▸ TO BE DONE:
Each line that includes the word "till" counts once; give the total and nothing more.

··· EXERCISE INPUT

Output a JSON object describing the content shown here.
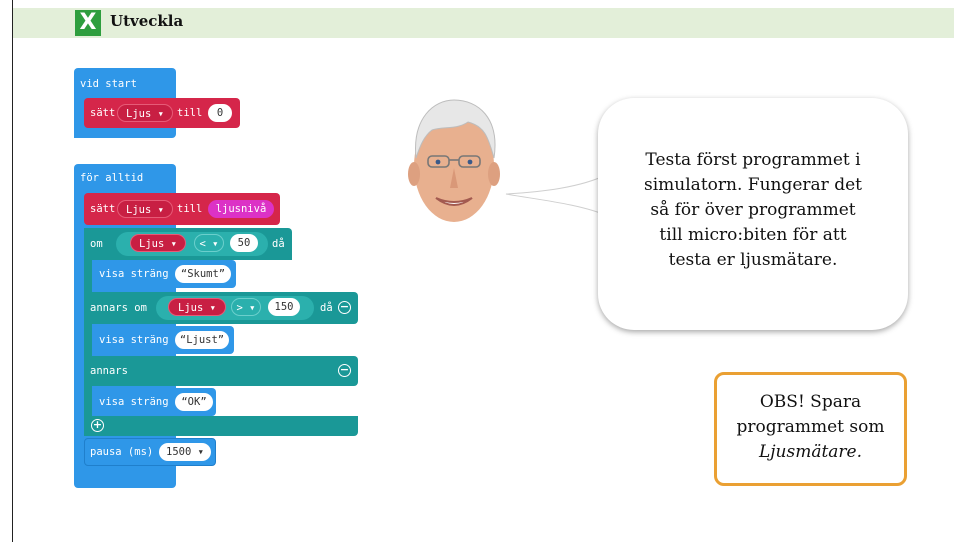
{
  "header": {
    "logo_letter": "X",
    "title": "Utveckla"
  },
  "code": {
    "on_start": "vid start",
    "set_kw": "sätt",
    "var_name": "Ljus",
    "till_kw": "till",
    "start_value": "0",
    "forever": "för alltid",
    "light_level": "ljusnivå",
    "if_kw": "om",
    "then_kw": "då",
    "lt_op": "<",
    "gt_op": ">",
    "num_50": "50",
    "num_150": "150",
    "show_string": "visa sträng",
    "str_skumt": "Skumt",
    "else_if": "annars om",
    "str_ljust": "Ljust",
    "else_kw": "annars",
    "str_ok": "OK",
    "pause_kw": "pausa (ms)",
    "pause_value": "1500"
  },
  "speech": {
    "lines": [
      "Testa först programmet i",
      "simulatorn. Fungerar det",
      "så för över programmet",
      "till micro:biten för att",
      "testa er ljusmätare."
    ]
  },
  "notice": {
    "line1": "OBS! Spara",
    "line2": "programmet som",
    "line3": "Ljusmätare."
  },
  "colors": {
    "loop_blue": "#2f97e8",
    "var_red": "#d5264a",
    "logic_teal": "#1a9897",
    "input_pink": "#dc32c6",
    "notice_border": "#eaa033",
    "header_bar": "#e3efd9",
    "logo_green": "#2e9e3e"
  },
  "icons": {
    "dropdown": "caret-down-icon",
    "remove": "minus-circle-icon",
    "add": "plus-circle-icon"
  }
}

······

▸ SOLVED EXERCISE:
2